__Your assignment__. Please continue the following account of a weeknight dinner of chicken soup and fajitas from its final sentence.

__Document passage__.
++++++++

Last night, my husband and I reached a sort of renaissance in our culinary attempts. We each prepared a new dish. We usually reserve this kind of adventurism on weekends when we have time and energy to debate on liquid conversions and slicing preferences. Last night, however, we moved with confidence and divvied up the tasks with nary an argument. I took over chicken soup and he made fajitas.
Since the rains came, both of us have been hankering for hearty soup. Last week, we did seafood chowder – basically made of McCormick premix and bounties of the frozen section. It would have been good enough if not for my stroke of genius. The additional shrimp cube reduced the almost-instant soup to an industrial mix. Even now my taste buds are suffering from the resulting metallic and sodium-rich essence.
The experience so frustrated me that I promised to wow Michael with authentic, made-from-scratch chicken soup. Yep, the one that will surely nourish my husband’s soul. I had already made stock last Sunday (just a lot of boiling – err simmering involved). The recipe for Cream of Chicken Soup does not look complicated at all. I know that we are reaping the fruits of our past kitchen misadventures when we decided to just go ahead and try a new dish on a Tuesday night. We did not even mind the twin pressures of hungry-from-work tummies and our 9 o’clock favorite TV show.
In record time, our oven took the brunt of simmering soup and sautéing beef. The wooden spoon — his preferred utensil — changed hands like a baton. He was steaming the tortillas on top of the beef dish — a last minute improvisation– while I was whisking cream into the soup. We were enveloped with the mouth-watering smell of caramelized onion, carrots and celery, the freshness of parsley and thyme and our noses were teased with something wickedly earthy coming from the fajita mixture. Ooh, the rumblings of our stomach are almost too much to bear but we persevered. In less than an hour, a perfect dinner was set.
We assembled our tray and went up to watch CSI:NY. The soup was filling and truly hit the spot. There is after all some truth to the myth involving chicken soup. Michael finished his bowl in a flash — the best compliment ever. Holding on to his soup plate, I saw his eyes move undecided between a second serving of soup or to attack the fajitas. He asked for the fajitas and proceeded to demolish one tortilla-wrapped beef slathered in sour cream and topped with luscious tomato bits. He knew he had achieved a bestseller in less than 15 minutes cooking time. For a moment there, it was a tight contest between fajitas and CSI:NY. But never underestimate a man’s capacity to multi-task between tube and food. Evidently, both can be enjoyed simultaneously without diminishing pleasure.

++++++++

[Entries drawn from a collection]
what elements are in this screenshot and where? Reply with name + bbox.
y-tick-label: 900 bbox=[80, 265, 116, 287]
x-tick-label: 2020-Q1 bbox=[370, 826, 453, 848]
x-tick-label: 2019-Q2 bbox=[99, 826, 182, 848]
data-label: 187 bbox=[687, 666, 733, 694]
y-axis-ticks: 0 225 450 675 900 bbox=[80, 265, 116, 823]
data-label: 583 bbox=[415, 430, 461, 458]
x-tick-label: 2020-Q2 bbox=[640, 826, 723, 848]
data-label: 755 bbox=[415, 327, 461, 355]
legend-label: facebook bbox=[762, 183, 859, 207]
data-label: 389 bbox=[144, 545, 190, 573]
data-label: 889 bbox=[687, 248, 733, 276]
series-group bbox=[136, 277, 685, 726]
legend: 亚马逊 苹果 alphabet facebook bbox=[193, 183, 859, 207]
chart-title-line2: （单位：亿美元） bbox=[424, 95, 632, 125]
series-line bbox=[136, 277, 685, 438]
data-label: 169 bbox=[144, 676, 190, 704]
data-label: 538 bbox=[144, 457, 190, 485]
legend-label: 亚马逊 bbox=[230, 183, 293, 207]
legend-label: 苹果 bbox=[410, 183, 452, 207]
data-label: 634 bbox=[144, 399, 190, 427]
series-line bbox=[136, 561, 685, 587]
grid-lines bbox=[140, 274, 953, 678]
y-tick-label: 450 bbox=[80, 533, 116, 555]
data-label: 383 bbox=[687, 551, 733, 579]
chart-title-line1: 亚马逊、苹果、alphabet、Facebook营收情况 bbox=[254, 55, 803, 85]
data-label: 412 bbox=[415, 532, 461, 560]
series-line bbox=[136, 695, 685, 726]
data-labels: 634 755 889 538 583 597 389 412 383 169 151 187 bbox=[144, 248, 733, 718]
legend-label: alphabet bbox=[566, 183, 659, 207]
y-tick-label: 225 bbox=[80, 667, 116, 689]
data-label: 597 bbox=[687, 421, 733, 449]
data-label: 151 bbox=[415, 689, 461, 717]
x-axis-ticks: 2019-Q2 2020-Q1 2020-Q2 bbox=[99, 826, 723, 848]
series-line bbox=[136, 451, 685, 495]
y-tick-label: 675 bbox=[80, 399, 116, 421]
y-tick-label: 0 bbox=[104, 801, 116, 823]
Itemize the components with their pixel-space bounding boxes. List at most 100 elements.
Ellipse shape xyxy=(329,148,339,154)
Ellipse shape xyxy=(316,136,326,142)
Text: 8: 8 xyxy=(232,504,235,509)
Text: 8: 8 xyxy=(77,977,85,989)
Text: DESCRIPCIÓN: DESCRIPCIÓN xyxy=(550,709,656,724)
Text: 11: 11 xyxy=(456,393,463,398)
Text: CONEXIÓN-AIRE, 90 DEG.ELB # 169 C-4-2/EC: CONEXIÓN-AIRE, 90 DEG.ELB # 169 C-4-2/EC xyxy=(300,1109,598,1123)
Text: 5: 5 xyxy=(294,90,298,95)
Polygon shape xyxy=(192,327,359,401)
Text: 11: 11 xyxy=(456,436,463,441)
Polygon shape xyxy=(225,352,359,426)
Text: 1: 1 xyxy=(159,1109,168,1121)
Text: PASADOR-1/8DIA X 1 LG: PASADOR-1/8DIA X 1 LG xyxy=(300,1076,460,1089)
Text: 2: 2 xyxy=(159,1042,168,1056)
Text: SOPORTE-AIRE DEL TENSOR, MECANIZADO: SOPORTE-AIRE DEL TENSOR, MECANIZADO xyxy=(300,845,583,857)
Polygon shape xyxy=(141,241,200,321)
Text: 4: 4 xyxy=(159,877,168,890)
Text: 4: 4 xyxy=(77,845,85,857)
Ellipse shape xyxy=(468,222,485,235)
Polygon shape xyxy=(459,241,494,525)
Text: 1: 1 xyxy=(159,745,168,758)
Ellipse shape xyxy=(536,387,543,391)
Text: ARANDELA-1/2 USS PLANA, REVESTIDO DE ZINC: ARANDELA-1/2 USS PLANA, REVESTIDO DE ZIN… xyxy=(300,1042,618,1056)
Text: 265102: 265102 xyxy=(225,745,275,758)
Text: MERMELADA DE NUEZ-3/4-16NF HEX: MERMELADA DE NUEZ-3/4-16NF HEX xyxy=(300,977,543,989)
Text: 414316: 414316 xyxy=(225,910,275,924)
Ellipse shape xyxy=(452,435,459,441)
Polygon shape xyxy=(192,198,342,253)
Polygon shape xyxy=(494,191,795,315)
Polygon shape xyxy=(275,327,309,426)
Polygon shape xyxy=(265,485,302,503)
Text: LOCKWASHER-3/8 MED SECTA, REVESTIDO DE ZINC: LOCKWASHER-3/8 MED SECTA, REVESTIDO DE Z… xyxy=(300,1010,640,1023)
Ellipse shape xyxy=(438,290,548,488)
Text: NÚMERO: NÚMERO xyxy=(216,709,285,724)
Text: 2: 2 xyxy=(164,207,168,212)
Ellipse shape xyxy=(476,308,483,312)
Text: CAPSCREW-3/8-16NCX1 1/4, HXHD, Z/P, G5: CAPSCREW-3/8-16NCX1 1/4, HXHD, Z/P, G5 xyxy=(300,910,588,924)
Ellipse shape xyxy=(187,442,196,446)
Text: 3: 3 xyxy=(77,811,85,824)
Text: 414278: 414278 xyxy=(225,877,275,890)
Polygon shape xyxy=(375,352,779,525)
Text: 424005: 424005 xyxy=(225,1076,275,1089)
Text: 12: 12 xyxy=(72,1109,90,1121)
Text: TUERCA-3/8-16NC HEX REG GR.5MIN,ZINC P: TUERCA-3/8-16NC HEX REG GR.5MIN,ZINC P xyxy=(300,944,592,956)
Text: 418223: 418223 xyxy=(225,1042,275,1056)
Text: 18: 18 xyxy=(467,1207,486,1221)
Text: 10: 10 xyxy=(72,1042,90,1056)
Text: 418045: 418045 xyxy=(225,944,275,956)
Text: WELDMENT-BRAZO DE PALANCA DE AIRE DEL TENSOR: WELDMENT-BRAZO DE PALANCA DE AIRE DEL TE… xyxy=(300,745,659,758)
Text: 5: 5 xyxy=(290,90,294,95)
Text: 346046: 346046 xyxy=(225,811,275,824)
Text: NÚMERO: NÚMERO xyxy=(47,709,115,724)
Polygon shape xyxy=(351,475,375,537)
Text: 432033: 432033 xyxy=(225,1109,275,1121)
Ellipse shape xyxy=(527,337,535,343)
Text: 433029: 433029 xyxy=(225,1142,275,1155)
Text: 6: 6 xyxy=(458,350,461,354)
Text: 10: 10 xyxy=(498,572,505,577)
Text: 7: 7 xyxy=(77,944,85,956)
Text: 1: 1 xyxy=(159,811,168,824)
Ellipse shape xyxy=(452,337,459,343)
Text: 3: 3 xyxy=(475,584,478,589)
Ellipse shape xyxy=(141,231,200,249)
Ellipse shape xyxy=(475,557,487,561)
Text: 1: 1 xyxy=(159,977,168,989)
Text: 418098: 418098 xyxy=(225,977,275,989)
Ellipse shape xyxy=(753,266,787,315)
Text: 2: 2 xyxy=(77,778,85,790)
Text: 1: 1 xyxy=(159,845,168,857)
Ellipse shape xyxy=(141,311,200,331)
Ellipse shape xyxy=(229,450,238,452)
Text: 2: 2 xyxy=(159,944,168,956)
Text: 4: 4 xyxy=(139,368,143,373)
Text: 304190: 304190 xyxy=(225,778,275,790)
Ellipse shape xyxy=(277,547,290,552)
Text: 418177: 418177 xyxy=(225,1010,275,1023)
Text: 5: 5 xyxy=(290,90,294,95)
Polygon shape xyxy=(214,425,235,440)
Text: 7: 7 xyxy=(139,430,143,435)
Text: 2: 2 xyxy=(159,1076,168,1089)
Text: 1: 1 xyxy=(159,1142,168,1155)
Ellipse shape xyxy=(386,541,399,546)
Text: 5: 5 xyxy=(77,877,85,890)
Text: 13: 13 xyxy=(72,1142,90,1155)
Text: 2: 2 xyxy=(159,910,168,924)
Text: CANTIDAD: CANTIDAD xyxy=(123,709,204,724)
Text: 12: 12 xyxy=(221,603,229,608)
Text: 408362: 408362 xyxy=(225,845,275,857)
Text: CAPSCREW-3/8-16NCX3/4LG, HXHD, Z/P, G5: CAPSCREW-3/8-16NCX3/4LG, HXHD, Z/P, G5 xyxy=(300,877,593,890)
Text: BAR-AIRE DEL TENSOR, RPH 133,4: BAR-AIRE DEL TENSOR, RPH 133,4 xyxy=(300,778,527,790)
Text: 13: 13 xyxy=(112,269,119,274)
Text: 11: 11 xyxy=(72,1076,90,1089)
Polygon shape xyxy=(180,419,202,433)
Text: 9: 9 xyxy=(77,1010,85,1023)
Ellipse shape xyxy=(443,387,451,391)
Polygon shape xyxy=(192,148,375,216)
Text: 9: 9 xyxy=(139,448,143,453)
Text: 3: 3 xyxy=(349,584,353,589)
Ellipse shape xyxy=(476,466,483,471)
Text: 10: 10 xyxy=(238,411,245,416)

++++++++

__Reply to the task__.
Indeed, it is a MAN’S capacity to watch a grisly TV show and eat at the same time. I was halfway through my soup when the show revealed its first corpse. It was a woman with a hacked open chest. A sleepwalking neighbor was massaging the corpse’s heart in an attempt to resuscitate. I can barely swallow the last spoonful of my soup.
But, wait, here comes the second corpse —- a pickpocket with a bludgeoned face. He was so mashed up — his implanted contact lens blinded him. I tried looking away and concentrate on my fajitas while the mandatory scene with the coroner came on. Yet, however I tried, the sour cream took on a sinister taste and the beef was starting to look all bruised and swollen up. The tortilla was as appealing as white sheet covering a dead body.
My appetite had taken a quick exit and left me unable to arouse any sense of satisfaction from the feast we have lovingly and winningly prepared. Definitely a new house rule is in order — culinary inspirations will be disregarded on Mondays to Wednesdays (CSI runs on these nights at 9PM). Henceforth, these shall be instant noodles nights.
As the credits rolled, my husband gave me a big grin and said – thanks for the great dinner! And to prove his satisfaction, he helped clean up and do the dishes. Ahh, maybe, I should re-think the new rule. I need to go on diet anyway.